Objective: Search the records for the word "this" and pick out every line that has it.

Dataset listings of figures

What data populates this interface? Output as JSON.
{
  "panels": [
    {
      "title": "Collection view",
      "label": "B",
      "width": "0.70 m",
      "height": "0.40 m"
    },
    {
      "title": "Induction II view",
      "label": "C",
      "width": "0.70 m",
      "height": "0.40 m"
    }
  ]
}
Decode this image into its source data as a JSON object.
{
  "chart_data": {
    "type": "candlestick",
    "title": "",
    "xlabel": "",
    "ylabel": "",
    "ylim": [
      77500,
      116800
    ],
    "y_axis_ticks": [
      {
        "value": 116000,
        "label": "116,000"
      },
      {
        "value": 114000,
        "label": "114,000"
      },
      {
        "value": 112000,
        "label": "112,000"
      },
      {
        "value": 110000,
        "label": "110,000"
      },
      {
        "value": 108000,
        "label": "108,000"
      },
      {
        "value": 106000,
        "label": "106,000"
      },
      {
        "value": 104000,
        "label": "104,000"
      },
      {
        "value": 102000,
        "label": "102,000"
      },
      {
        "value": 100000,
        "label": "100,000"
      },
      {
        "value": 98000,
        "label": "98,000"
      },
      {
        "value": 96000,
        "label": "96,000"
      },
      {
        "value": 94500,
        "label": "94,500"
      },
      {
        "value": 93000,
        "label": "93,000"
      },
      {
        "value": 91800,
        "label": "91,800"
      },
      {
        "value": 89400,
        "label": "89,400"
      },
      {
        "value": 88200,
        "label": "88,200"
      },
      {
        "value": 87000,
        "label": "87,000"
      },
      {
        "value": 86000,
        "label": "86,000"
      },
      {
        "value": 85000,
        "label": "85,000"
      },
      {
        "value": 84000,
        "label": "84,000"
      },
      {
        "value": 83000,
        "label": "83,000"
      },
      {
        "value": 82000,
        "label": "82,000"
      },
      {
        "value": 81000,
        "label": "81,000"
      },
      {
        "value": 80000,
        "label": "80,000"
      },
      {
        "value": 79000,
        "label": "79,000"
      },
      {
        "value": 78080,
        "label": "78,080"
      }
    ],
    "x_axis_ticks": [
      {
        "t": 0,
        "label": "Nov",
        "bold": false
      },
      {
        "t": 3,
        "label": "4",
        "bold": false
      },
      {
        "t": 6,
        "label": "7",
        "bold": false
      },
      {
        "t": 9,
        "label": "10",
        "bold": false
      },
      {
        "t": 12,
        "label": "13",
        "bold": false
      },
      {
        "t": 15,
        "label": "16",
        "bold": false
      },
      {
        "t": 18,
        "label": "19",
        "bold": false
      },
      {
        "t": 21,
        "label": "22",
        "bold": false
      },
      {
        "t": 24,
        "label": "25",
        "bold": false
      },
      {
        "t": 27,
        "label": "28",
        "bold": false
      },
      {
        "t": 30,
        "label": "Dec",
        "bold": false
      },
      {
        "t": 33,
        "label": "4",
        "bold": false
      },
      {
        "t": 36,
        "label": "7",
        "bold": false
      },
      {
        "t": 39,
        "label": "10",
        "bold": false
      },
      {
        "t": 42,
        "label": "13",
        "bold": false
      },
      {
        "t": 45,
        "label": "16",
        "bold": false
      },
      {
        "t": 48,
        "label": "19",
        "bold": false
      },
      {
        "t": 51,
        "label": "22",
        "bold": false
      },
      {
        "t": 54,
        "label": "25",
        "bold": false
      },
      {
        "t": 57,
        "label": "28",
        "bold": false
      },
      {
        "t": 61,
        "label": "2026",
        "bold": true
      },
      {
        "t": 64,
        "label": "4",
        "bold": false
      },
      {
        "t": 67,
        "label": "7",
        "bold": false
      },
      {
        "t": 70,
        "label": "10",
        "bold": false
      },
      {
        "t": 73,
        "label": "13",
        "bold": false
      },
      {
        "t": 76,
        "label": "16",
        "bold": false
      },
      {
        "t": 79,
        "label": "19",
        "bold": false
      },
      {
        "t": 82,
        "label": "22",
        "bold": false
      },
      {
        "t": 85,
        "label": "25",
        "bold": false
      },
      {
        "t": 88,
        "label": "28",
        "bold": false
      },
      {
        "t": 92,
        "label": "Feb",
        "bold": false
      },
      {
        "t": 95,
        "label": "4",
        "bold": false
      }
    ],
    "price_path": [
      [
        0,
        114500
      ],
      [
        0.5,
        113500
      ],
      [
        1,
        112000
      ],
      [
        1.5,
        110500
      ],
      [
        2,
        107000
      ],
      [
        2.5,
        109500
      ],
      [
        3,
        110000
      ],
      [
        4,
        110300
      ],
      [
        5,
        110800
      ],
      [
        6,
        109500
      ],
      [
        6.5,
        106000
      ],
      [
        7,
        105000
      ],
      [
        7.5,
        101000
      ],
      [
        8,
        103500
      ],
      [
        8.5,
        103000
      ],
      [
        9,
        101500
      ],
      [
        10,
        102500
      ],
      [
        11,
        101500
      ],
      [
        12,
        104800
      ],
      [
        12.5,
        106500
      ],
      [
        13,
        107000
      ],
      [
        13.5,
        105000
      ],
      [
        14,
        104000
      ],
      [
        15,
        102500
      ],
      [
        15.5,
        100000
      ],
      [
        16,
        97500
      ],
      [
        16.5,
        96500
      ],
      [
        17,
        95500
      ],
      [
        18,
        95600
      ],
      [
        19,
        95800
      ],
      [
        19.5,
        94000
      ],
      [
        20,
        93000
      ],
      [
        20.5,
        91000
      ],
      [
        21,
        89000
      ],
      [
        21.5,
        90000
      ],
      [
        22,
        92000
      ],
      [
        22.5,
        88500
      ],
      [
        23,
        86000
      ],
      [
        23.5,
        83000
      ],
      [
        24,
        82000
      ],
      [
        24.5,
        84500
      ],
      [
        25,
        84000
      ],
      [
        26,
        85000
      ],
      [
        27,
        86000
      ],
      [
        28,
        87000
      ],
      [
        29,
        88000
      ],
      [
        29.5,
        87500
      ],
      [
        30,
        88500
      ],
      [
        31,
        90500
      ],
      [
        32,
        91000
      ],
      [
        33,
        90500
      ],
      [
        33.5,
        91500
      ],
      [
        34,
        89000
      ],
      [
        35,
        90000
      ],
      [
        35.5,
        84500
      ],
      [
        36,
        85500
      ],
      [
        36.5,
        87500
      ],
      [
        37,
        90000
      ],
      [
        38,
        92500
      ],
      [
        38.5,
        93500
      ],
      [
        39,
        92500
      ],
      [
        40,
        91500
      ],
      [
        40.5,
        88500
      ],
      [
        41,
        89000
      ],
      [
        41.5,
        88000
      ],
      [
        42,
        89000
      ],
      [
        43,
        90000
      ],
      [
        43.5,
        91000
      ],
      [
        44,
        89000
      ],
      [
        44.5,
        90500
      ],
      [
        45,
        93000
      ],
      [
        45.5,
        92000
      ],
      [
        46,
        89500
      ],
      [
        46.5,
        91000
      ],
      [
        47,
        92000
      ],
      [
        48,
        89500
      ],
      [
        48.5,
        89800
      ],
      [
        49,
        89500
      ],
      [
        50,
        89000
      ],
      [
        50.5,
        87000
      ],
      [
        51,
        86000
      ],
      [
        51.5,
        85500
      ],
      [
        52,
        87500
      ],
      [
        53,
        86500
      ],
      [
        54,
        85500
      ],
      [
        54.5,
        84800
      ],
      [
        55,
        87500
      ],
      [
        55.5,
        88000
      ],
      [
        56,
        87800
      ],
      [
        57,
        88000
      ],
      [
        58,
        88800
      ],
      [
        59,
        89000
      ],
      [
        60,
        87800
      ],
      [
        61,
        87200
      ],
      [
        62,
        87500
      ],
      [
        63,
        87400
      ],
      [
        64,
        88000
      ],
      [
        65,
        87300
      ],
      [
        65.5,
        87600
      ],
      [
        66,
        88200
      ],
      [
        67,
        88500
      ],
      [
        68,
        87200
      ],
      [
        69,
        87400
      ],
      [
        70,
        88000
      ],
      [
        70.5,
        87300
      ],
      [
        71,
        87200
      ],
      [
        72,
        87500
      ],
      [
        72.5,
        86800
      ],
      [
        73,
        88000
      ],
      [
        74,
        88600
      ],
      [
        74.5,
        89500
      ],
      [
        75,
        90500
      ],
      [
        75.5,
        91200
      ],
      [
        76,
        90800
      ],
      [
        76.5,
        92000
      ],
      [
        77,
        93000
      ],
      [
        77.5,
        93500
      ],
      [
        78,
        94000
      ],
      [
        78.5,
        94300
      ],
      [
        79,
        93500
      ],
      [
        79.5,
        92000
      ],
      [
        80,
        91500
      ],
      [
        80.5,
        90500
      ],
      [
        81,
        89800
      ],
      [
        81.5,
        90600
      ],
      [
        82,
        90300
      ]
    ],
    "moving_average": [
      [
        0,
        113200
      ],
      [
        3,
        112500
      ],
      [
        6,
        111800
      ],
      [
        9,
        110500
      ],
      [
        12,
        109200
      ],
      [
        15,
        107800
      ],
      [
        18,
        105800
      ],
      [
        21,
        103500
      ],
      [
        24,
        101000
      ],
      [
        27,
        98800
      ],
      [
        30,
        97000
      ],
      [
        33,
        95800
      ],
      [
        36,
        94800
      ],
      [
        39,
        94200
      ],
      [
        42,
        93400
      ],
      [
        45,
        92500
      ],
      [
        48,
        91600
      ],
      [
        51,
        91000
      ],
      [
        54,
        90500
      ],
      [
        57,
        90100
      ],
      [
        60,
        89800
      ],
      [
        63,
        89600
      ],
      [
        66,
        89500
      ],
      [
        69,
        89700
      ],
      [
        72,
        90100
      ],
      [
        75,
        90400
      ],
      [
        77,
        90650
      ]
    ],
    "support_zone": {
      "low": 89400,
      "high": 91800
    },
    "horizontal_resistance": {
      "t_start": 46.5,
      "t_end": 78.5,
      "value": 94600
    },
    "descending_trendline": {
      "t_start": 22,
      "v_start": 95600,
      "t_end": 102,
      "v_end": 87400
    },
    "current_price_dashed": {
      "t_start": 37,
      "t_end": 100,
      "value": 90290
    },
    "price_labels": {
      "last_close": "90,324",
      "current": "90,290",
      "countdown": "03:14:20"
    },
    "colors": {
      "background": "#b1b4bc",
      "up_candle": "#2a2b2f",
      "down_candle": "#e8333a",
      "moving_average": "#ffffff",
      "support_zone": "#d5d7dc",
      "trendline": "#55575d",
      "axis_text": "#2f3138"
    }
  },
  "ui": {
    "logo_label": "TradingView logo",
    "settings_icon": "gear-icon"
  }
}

Result below:
What data populates this interface? Output as JSON.
Decode this image into its source data as a JSON object.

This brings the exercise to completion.